INFORMATION SHOWN:
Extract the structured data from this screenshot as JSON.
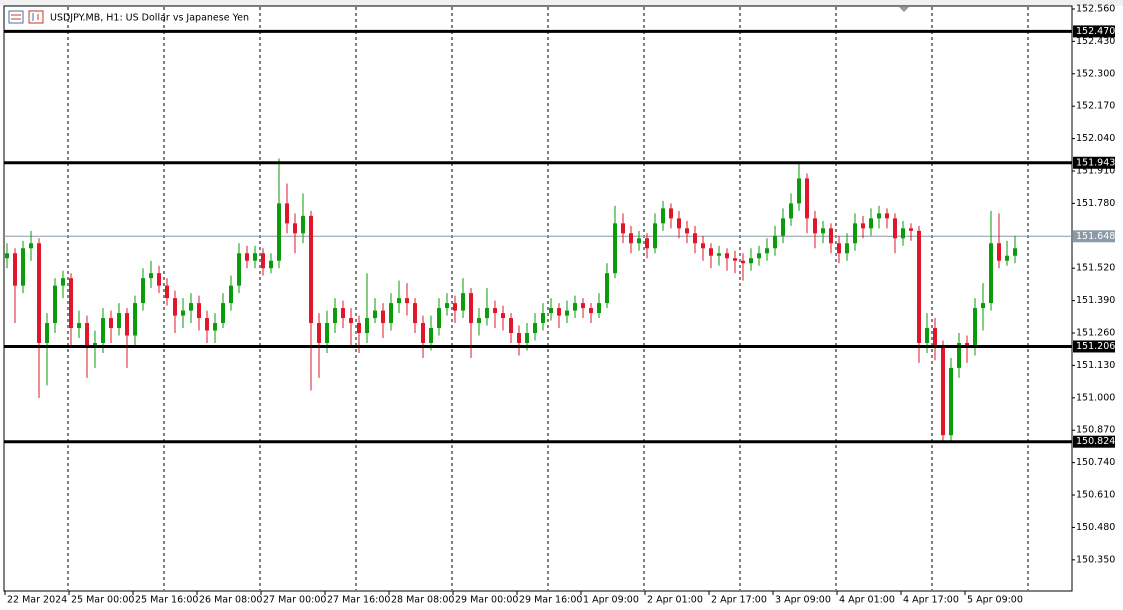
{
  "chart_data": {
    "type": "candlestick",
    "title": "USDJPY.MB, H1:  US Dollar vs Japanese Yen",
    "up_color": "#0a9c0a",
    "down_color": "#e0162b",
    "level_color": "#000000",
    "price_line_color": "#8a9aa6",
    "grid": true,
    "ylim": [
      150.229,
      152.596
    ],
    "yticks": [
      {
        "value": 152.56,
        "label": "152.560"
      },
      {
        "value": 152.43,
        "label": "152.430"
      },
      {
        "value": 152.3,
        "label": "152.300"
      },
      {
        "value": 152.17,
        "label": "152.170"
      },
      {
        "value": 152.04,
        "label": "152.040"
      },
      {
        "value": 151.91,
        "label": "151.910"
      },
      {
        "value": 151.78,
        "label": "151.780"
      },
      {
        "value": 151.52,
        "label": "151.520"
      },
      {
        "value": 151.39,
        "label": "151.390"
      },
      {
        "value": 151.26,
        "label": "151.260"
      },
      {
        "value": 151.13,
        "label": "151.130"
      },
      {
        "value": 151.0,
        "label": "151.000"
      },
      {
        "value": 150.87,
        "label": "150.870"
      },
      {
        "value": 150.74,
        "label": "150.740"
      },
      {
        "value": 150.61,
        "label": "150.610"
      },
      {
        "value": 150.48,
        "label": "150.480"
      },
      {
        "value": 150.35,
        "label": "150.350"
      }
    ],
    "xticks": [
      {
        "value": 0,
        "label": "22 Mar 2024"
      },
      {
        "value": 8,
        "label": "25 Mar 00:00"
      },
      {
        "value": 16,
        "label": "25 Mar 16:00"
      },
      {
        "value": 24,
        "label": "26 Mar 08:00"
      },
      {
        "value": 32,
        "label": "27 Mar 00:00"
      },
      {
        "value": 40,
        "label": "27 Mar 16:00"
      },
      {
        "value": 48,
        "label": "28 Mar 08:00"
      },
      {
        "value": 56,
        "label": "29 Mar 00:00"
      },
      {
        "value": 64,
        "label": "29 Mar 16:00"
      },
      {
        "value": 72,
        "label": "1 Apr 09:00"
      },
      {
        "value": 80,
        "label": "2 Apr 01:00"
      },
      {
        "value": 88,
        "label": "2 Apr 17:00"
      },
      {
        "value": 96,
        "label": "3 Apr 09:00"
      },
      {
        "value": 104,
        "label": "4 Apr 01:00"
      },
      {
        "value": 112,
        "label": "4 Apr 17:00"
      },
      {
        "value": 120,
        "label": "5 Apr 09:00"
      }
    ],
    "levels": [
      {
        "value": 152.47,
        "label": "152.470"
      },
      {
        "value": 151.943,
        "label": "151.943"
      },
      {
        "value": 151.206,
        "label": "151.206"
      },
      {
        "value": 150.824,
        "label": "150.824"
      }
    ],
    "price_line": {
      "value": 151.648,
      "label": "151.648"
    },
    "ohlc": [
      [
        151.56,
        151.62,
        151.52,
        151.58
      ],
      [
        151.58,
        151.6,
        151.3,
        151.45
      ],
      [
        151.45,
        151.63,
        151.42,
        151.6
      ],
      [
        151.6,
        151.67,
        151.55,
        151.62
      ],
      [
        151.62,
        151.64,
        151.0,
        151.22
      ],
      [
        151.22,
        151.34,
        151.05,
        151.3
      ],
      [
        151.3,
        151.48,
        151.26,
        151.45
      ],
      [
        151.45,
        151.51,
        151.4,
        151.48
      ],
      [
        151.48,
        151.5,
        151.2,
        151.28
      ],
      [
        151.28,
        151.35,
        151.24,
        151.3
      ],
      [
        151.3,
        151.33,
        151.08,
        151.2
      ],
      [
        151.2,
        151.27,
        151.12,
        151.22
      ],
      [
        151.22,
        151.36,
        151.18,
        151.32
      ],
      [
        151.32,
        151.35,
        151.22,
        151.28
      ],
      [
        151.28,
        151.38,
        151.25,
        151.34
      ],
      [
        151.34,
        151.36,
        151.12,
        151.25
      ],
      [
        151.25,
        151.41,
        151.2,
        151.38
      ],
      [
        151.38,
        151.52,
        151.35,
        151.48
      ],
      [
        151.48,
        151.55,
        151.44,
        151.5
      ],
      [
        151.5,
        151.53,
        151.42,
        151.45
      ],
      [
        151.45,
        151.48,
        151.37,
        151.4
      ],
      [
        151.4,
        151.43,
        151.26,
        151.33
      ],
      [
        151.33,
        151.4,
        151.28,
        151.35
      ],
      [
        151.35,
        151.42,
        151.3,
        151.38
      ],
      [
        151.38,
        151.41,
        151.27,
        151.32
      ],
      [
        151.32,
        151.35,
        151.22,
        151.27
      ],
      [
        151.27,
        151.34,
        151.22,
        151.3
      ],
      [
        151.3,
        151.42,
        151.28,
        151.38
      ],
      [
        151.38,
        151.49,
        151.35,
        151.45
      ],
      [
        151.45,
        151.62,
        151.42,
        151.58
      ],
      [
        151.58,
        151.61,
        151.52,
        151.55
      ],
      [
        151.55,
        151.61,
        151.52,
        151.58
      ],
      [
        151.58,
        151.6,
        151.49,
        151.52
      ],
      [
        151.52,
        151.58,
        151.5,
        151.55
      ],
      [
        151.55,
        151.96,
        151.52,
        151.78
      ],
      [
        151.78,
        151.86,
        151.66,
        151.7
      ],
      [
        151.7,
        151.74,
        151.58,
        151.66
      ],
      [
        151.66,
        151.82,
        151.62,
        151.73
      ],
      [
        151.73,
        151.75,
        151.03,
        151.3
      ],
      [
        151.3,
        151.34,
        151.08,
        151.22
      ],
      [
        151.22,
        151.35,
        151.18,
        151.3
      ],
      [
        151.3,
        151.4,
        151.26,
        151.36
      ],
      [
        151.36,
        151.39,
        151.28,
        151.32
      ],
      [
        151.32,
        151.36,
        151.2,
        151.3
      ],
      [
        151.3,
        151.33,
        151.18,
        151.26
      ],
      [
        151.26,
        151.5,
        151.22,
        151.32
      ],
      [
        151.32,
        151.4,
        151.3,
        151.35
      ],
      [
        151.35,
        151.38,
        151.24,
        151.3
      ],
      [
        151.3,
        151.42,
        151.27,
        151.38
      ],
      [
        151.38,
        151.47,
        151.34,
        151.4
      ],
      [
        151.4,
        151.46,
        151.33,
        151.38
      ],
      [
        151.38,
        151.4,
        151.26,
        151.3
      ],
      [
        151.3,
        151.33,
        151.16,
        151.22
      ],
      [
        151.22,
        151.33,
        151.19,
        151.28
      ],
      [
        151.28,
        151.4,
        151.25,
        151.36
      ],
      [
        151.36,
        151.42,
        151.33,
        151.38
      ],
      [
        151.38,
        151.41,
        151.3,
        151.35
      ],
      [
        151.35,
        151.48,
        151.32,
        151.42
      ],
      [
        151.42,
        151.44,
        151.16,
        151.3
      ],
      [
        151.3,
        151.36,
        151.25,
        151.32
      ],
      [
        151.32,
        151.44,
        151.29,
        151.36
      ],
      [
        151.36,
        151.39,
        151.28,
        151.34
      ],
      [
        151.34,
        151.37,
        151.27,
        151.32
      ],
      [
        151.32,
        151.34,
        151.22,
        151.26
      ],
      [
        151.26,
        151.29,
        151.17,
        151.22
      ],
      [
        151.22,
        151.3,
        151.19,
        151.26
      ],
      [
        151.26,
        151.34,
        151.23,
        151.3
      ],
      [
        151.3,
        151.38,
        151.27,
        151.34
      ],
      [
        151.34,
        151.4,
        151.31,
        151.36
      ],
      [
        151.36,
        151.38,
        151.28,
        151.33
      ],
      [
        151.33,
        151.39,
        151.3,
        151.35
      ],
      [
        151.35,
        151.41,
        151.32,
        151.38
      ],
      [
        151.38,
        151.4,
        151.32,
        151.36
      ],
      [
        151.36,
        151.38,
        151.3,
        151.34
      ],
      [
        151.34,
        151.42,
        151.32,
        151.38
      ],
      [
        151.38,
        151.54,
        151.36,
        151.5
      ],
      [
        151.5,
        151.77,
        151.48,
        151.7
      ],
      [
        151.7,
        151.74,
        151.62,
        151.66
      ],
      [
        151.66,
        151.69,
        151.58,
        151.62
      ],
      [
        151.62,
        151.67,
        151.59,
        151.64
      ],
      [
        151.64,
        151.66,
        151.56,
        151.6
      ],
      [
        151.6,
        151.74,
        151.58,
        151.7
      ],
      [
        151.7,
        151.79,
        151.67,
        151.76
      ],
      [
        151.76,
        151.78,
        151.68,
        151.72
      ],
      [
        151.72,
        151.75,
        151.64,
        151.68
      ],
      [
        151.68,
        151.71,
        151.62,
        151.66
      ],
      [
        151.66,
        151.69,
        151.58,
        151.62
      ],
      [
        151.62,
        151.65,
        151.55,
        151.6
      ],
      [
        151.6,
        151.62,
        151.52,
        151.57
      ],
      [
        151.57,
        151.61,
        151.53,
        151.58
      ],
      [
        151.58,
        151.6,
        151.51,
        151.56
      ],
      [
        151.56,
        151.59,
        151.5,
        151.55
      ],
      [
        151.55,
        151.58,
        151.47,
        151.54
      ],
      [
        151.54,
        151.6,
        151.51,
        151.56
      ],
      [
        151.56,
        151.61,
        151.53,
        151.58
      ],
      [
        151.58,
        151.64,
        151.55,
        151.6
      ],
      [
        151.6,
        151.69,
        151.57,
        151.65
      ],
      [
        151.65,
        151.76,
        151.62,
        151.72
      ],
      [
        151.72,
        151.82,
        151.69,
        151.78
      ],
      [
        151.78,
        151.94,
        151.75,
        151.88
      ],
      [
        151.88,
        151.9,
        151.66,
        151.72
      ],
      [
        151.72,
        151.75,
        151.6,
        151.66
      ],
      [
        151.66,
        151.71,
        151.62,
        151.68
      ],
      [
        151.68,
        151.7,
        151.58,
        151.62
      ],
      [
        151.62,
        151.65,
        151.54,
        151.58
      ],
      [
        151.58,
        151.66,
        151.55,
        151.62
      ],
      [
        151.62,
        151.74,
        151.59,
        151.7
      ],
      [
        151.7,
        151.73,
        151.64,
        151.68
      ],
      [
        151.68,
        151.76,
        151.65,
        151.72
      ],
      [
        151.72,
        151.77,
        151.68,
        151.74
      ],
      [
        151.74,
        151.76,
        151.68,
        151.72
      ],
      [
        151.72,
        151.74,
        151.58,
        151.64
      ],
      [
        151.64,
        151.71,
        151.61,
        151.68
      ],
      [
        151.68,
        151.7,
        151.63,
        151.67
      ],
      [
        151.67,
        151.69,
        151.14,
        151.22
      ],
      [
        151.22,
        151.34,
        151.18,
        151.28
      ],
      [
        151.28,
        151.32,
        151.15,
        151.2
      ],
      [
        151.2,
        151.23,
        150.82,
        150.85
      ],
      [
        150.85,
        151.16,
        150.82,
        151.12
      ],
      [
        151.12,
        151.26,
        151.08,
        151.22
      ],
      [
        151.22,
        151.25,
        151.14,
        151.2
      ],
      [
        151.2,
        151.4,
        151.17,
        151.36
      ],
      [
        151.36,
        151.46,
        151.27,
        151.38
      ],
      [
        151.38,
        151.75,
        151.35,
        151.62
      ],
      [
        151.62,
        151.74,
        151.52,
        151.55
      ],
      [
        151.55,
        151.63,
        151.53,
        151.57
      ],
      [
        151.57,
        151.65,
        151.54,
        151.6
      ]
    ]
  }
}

* * *

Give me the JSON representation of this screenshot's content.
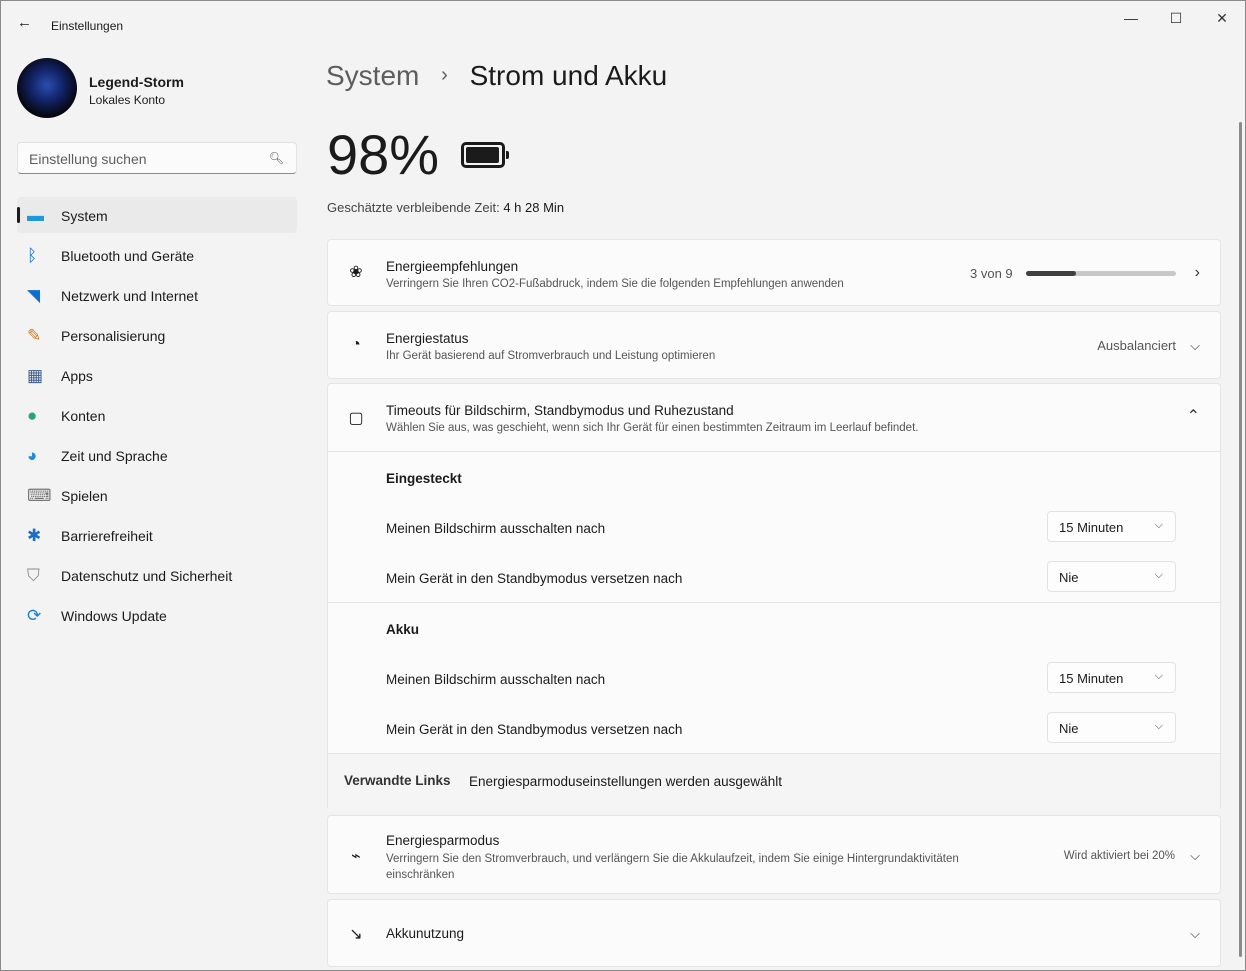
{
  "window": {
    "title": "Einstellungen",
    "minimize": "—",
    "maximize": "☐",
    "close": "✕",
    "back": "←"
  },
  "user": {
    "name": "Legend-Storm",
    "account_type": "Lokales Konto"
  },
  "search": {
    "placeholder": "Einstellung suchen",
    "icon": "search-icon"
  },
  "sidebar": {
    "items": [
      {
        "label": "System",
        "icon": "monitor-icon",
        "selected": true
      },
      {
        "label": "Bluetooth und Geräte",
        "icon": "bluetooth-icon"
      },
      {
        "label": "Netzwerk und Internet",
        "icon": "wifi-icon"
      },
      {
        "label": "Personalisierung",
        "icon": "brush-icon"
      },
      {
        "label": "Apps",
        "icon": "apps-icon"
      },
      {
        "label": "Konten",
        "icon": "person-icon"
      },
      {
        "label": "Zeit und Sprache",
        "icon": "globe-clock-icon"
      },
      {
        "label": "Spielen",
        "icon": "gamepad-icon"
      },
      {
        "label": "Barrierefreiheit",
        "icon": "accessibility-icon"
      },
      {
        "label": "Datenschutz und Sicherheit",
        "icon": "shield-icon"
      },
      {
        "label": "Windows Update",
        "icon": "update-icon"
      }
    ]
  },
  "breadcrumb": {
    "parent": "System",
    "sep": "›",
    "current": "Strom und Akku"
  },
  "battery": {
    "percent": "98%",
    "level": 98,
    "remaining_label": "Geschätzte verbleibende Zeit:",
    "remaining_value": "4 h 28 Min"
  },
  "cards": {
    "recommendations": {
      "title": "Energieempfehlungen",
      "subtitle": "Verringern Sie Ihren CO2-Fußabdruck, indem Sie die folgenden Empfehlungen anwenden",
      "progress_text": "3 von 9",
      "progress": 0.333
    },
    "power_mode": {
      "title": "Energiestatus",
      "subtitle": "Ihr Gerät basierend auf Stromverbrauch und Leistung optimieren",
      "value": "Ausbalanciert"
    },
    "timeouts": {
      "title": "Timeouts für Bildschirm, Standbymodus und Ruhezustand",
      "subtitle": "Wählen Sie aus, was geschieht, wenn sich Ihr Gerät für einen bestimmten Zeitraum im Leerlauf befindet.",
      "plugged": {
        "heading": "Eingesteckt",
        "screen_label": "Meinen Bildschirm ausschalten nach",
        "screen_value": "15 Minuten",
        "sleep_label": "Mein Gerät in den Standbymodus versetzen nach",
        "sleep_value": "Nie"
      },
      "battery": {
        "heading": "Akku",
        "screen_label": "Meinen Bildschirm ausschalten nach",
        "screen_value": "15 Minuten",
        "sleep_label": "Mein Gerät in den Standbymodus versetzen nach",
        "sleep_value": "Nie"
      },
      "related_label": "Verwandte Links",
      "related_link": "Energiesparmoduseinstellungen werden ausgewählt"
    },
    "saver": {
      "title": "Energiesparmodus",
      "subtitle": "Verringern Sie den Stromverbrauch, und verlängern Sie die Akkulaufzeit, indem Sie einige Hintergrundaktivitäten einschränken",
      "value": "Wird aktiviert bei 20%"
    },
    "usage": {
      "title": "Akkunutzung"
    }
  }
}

---

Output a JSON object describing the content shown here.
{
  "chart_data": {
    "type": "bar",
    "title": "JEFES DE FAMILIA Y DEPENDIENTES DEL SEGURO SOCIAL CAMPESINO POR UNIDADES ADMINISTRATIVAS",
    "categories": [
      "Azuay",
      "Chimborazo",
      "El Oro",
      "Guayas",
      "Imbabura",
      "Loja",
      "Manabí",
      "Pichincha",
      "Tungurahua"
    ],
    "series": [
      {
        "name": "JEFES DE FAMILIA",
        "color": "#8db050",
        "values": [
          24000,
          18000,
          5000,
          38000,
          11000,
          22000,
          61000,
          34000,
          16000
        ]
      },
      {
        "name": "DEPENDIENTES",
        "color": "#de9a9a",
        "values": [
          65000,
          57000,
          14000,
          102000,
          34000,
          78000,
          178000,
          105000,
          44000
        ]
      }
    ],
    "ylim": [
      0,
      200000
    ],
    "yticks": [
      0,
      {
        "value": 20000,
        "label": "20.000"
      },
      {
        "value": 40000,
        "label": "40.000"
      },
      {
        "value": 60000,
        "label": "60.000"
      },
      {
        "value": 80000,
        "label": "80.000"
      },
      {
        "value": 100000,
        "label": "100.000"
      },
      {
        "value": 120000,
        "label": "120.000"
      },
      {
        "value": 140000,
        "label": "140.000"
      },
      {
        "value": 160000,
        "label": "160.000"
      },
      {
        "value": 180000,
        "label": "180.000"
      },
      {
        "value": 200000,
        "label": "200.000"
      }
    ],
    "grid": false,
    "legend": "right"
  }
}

PROBLEM REQUIREMENTS:
Which lines include the word "Stromverbrauch"? List them all.

SOLUTION TO THIS PROBLEM:
      "subtitle": "Ihr Gerät basierend auf Stromverbrauch und Leistung optimieren",
      "subtitle": "Verringern Sie den Stromverbrauch, und verlängern Sie die Akkulaufzeit, indem Sie einige Hintergrundaktivitäten einschränken",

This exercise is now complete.